→ **Region annotation records**:

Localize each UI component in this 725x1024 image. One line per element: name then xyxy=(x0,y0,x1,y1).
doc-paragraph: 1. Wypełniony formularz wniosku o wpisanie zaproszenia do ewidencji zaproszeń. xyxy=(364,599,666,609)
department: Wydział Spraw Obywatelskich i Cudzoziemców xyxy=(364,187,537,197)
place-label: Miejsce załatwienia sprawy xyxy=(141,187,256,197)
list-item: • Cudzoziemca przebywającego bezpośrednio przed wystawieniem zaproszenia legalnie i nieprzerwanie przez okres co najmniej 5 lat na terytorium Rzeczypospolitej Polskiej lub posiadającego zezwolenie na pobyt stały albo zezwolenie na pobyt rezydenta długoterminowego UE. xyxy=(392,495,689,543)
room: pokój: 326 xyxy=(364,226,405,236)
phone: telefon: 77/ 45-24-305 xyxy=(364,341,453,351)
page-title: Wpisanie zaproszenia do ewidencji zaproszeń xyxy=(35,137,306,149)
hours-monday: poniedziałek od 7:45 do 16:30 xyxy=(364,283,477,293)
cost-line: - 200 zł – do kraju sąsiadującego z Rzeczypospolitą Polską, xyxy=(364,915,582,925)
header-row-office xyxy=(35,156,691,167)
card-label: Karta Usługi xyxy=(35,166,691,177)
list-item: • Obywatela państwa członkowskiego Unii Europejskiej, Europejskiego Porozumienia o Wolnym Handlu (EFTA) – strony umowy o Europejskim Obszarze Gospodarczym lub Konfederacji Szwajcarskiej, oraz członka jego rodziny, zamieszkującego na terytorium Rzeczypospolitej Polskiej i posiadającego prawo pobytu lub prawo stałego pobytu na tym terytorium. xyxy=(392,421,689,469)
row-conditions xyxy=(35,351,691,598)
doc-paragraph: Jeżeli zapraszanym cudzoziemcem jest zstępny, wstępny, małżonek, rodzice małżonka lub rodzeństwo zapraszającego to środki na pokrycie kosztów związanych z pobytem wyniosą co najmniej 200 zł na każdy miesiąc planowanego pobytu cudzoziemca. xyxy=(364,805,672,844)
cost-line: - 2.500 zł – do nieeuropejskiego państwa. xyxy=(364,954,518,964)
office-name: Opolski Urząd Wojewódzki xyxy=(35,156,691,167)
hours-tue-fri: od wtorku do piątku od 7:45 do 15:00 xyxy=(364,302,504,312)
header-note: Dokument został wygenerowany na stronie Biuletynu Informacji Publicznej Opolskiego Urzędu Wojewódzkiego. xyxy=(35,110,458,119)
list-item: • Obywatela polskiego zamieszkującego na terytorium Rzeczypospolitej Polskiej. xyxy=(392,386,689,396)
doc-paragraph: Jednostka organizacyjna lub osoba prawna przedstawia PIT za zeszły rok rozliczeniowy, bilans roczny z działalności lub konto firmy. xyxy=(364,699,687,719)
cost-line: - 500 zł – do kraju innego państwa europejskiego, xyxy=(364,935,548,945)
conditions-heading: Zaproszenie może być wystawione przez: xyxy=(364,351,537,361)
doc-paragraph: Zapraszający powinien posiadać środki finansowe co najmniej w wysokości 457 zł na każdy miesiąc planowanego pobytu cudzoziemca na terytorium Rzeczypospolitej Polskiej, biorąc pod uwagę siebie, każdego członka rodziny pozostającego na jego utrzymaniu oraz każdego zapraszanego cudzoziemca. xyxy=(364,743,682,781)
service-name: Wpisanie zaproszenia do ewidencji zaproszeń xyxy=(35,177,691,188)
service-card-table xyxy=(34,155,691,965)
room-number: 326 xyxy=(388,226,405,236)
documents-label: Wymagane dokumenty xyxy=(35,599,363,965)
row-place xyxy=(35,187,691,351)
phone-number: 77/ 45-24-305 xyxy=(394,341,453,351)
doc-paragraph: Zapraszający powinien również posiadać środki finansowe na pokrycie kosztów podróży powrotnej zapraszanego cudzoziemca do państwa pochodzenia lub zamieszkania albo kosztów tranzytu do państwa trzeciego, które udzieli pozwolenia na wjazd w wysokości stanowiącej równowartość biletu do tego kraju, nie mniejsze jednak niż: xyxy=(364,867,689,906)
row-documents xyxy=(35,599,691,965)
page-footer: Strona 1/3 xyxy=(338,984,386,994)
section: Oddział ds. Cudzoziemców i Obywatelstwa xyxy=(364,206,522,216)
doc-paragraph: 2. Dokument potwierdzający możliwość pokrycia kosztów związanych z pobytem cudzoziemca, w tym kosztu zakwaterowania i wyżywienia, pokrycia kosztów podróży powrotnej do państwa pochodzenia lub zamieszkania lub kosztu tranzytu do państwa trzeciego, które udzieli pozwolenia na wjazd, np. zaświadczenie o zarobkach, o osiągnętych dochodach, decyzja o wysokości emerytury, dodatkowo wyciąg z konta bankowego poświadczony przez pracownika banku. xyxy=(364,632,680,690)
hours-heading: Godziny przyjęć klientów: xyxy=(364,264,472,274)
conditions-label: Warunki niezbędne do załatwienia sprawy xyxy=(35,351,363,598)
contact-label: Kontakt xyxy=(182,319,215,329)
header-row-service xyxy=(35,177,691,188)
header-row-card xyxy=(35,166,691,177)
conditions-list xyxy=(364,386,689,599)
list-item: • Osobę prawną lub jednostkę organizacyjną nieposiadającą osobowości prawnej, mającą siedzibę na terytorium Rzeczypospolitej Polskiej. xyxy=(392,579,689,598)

→ **WHAT YOU NEED TO DO**: Reproduce every line of the records above verbatim.

→ **PROBLEM SOLUTION**:
Localize each UI component in this 725x1024 image. One line per element: name then xyxy=(x0,y0,x1,y1).
doc-paragraph: 1. Wypełniony formularz wniosku o wpisanie zaproszenia do ewidencji zaproszeń. xyxy=(364,599,666,609)
department: Wydział Spraw Obywatelskich i Cudzoziemców xyxy=(364,187,537,197)
place-label: Miejsce załatwienia sprawy xyxy=(141,187,256,197)
list-item: • Cudzoziemca przebywającego bezpośrednio przed wystawieniem zaproszenia legalnie i nieprzerwanie przez okres co najmniej 5 lat na terytorium Rzeczypospolitej Polskiej lub posiadającego zezwolenie na pobyt stały albo zezwolenie na pobyt rezydenta długoterminowego UE. xyxy=(392,495,689,543)
room: pokój: 326 xyxy=(364,226,405,236)
phone: telefon: 77/ 45-24-305 xyxy=(364,341,453,351)
page-title: Wpisanie zaproszenia do ewidencji zaproszeń xyxy=(35,137,306,149)
hours-monday: poniedziałek od 7:45 do 16:30 xyxy=(364,283,477,293)
cost-line: - 200 zł – do kraju sąsiadującego z Rzeczypospolitą Polską, xyxy=(364,915,582,925)
header-row-office xyxy=(35,156,691,167)
card-label: Karta Usługi xyxy=(35,166,691,177)
list-item: • Obywatela państwa członkowskiego Unii Europejskiej, Europejskiego Porozumienia o Wolnym Handlu (EFTA) – strony umowy o Europejskim Obszarze Gospodarczym lub Konfederacji Szwajcarskiej, oraz członka jego rodziny, zamieszkującego na terytorium Rzeczypospolitej Polskiej i posiadającego prawo pobytu lub prawo stałego pobytu na tym terytorium. xyxy=(392,421,689,469)
row-conditions xyxy=(35,351,691,598)
doc-paragraph: Jeżeli zapraszanym cudzoziemcem jest zstępny, wstępny, małżonek, rodzice małżonka lub rodzeństwo zapraszającego to środki na pokrycie kosztów związanych z pobytem wyniosą co najmniej 200 zł na każdy miesiąc planowanego pobytu cudzoziemca. xyxy=(364,805,672,844)
cost-line: - 2.500 zł – do nieeuropejskiego państwa. xyxy=(364,954,518,964)
office-name: Opolski Urząd Wojewódzki xyxy=(35,156,691,167)
hours-tue-fri: od wtorku do piątku od 7:45 do 15:00 xyxy=(364,302,504,312)
header-note: Dokument został wygenerowany na stronie Biuletynu Informacji Publicznej Opolskiego Urzędu Wojewódzkiego. xyxy=(35,110,458,119)
list-item: • Obywatela polskiego zamieszkującego na terytorium Rzeczypospolitej Polskiej. xyxy=(392,386,689,396)
doc-paragraph: Jednostka organizacyjna lub osoba prawna przedstawia PIT za zeszły rok rozliczeniowy, bilans roczny z działalności lub konto firmy. xyxy=(364,699,687,719)
cost-line: - 500 zł – do kraju innego państwa europejskiego, xyxy=(364,935,548,945)
conditions-heading: Zaproszenie może być wystawione przez: xyxy=(364,351,537,361)
doc-paragraph: Zapraszający powinien posiadać środki finansowe co najmniej w wysokości 457 zł na każdy miesiąc planowanego pobytu cudzoziemca na terytorium Rzeczypospolitej Polskiej, biorąc pod uwagę siebie, każdego członka rodziny pozostającego na jego utrzymaniu oraz każdego zapraszanego cudzoziemca. xyxy=(364,743,682,781)
service-name: Wpisanie zaproszenia do ewidencji zaproszeń xyxy=(35,177,691,188)
service-card-table xyxy=(34,155,691,965)
room-number: 326 xyxy=(388,226,405,236)
documents-label: Wymagane dokumenty xyxy=(35,599,363,965)
row-place xyxy=(35,187,691,351)
phone-number: 77/ 45-24-305 xyxy=(394,341,453,351)
doc-paragraph: Zapraszający powinien również posiadać środki finansowe na pokrycie kosztów podróży powrotnej zapraszanego cudzoziemca do państwa pochodzenia lub zamieszkania albo kosztów tranzytu do państwa trzeciego, które udzieli pozwolenia na wjazd w wysokości stanowiącej równowartość biletu do tego kraju, nie mniejsze jednak niż: xyxy=(364,867,689,906)
row-documents xyxy=(35,599,691,965)
page-footer: Strona 1/3 xyxy=(338,984,386,994)
section: Oddział ds. Cudzoziemców i Obywatelstwa xyxy=(364,206,522,216)
doc-paragraph: 2. Dokument potwierdzający możliwość pokrycia kosztów związanych z pobytem cudzoziemca, w tym kosztu zakwaterowania i wyżywienia, pokrycia kosztów podróży powrotnej do państwa pochodzenia lub zamieszkania lub kosztu tranzytu do państwa trzeciego, które udzieli pozwolenia na wjazd, np. zaświadczenie o zarobkach, o osiągnętych dochodach, decyzja o wysokości emerytury, dodatkowo wyciąg z konta bankowego poświadczony przez pracownika banku. xyxy=(364,632,680,690)
hours-heading: Godziny przyjęć klientów: xyxy=(364,264,472,274)
conditions-label: Warunki niezbędne do załatwienia sprawy xyxy=(35,351,363,598)
contact-label: Kontakt xyxy=(182,319,215,329)
header-row-service xyxy=(35,177,691,188)
header-row-card xyxy=(35,166,691,177)
conditions-list xyxy=(364,386,689,599)
list-item: • Osobę prawną lub jednostkę organizacyjną nieposiadającą osobowości prawnej, mającą siedzibę na terytorium Rzeczypospolitej Polskiej. xyxy=(392,579,689,598)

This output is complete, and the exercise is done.